*Information shown*
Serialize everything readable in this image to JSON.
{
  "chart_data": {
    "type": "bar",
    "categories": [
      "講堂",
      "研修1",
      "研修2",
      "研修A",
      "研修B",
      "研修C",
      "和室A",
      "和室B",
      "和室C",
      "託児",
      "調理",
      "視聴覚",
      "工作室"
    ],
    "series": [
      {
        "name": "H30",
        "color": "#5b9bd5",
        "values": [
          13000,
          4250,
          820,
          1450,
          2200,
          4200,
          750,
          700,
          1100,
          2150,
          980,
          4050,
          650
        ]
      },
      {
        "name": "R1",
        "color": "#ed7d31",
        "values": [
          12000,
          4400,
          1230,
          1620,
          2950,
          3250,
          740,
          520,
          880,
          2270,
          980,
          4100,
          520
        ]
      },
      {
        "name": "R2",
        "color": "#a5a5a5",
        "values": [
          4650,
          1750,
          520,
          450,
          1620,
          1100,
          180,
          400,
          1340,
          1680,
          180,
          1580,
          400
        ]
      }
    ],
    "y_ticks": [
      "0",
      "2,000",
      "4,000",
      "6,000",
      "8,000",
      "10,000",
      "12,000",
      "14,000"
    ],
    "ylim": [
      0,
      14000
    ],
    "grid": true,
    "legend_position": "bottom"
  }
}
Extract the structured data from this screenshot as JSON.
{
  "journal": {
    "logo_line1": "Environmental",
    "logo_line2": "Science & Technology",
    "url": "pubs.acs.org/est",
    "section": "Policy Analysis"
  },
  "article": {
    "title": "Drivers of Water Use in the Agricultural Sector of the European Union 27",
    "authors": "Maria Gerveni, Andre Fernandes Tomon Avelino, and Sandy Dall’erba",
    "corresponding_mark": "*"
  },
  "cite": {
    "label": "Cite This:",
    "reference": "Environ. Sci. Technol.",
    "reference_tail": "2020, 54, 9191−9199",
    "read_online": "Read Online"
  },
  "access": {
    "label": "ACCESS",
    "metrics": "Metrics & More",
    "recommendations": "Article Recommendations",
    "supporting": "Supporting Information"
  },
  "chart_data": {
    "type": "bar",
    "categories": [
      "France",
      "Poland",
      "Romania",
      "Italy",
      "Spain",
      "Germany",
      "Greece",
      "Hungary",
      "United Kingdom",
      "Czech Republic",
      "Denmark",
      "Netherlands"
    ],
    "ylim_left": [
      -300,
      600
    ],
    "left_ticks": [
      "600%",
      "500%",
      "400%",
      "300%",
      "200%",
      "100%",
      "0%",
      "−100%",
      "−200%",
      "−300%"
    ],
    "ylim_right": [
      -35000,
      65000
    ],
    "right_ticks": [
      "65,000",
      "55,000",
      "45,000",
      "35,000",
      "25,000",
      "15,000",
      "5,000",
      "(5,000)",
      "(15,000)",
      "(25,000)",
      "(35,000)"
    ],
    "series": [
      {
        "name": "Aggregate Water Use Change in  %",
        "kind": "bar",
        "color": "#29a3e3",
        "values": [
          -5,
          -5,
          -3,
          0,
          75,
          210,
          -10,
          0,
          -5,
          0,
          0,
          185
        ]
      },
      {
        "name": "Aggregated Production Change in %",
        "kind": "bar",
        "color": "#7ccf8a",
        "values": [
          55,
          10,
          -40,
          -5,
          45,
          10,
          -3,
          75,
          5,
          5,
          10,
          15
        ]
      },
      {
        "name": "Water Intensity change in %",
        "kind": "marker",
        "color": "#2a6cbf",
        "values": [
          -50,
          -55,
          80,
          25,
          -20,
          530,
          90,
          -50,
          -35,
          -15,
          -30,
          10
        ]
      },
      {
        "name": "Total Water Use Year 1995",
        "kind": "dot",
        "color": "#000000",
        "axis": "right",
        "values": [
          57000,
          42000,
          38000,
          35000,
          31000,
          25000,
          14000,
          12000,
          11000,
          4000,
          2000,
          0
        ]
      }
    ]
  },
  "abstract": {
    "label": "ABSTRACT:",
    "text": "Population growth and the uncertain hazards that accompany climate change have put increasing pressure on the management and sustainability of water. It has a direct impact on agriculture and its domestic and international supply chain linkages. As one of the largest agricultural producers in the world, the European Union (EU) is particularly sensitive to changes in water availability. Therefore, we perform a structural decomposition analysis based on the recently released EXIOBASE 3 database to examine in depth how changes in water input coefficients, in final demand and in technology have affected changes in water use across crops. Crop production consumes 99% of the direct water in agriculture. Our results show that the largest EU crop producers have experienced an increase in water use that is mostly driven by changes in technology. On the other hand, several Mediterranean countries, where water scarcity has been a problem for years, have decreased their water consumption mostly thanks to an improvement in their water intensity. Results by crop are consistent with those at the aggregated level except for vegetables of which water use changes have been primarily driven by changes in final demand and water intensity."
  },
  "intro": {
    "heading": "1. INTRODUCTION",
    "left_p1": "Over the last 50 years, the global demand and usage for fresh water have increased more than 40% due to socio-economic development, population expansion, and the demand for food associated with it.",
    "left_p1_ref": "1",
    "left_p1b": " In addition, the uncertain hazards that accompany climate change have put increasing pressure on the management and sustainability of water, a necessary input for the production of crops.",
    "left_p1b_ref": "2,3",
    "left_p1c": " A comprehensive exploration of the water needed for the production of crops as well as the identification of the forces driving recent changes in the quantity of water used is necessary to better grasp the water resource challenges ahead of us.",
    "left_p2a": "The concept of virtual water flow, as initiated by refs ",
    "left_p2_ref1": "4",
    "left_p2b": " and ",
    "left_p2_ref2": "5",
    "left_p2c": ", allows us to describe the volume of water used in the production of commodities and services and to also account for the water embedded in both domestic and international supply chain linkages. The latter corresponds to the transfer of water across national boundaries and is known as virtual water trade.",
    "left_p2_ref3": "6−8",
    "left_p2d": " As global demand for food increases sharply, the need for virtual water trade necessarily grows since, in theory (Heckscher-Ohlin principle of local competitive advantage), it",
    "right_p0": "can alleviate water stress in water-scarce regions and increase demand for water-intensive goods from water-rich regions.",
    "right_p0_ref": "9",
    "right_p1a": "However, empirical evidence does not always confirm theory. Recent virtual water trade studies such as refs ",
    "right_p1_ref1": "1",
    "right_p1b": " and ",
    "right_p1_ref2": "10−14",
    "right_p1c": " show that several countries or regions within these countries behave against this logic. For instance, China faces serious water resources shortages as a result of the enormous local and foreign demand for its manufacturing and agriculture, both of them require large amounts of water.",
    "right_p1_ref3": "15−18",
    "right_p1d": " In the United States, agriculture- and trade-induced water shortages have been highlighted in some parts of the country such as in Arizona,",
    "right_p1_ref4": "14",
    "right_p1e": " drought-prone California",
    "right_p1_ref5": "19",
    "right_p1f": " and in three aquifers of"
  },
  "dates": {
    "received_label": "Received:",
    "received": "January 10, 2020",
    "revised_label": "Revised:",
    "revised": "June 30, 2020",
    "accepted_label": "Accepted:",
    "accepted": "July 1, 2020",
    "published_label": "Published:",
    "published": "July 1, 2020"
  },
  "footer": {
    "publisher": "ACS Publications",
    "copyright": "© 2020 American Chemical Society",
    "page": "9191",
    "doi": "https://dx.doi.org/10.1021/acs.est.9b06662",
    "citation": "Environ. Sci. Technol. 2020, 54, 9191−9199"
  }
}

*Short task*
Copy out every line holding the string "from".

*Complete response*
Extract the structured data from this screenshot as JSON.
    "right_p0": "can alleviate water stress in water-scarce regions and increase demand for water-intensive goods from water-rich regions.",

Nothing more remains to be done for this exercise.